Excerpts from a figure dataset
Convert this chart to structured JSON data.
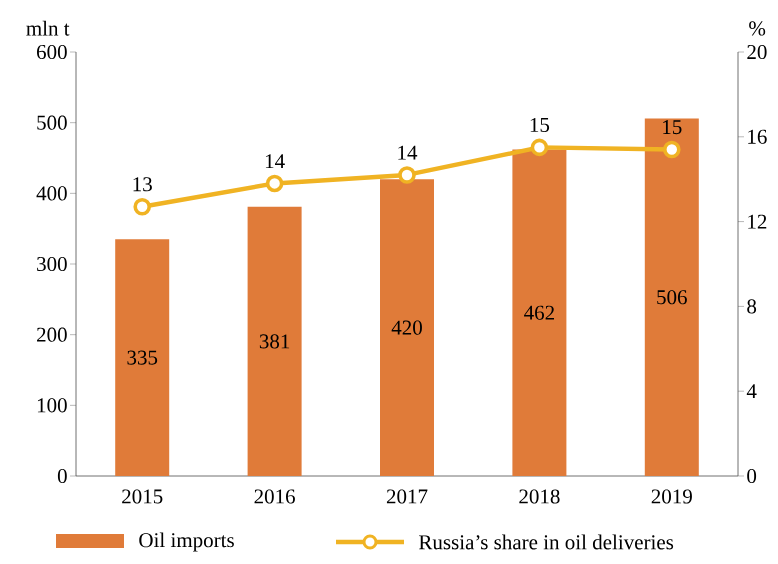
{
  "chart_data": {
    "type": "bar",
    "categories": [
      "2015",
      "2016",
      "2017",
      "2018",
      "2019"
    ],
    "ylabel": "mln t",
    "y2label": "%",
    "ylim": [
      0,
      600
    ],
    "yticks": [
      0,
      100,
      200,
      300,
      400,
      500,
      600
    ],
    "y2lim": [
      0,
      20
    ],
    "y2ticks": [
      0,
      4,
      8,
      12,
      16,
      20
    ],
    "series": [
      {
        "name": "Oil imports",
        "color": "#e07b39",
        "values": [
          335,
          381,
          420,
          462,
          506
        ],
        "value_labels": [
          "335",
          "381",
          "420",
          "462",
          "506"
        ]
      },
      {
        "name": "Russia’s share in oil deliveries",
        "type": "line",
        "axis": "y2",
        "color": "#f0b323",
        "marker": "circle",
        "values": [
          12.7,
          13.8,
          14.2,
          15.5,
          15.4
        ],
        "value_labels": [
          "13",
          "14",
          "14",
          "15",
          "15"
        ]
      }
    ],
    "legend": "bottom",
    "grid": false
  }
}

WHAT IS BEING ASKED =
Each line of the data should be quoted exactly, with pictures left out.

EXERCISE RESULT =
Convert this chart to structured JSON data.
{
  "chart_data": {
    "type": "bar",
    "categories": [
      "2015",
      "2016",
      "2017",
      "2018",
      "2019"
    ],
    "ylabel": "mln t",
    "y2label": "%",
    "ylim": [
      0,
      600
    ],
    "yticks": [
      0,
      100,
      200,
      300,
      400,
      500,
      600
    ],
    "y2lim": [
      0,
      20
    ],
    "y2ticks": [
      0,
      4,
      8,
      12,
      16,
      20
    ],
    "series": [
      {
        "name": "Oil imports",
        "color": "#e07b39",
        "values": [
          335,
          381,
          420,
          462,
          506
        ],
        "value_labels": [
          "335",
          "381",
          "420",
          "462",
          "506"
        ]
      },
      {
        "name": "Russia’s share in oil deliveries",
        "type": "line",
        "axis": "y2",
        "color": "#f0b323",
        "marker": "circle",
        "values": [
          12.7,
          13.8,
          14.2,
          15.5,
          15.4
        ],
        "value_labels": [
          "13",
          "14",
          "14",
          "15",
          "15"
        ]
      }
    ],
    "legend": "bottom",
    "grid": false
  }
}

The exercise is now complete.